Set exercise — Every line below must be reproduced exactly. Copy them all.

Records for this exercise —
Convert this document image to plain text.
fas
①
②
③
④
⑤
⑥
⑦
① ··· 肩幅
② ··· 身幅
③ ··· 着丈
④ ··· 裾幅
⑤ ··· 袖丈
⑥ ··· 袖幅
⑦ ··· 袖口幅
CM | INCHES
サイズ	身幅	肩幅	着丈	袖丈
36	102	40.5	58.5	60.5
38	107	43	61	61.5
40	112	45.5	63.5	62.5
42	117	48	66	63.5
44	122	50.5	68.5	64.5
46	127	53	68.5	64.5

The output —
Convert this document image to plain text.
fas
①
②
③
④
⑤
⑥
⑦
① ··· 肩幅
② ··· 身幅
③ ··· 着丈
④ ··· 裾幅
⑤ ··· 袖丈
⑥ ··· 袖幅
⑦ ··· 袖口幅
CM | INCHES
サイズ	身幅	肩幅	着丈	袖丈
36	102	40.5	58.5	60.5
38	107	43	61	61.5
40	112	45.5	63.5	62.5
42	117	48	66	63.5
44	122	50.5	68.5	64.5
46	127	53	68.5	64.5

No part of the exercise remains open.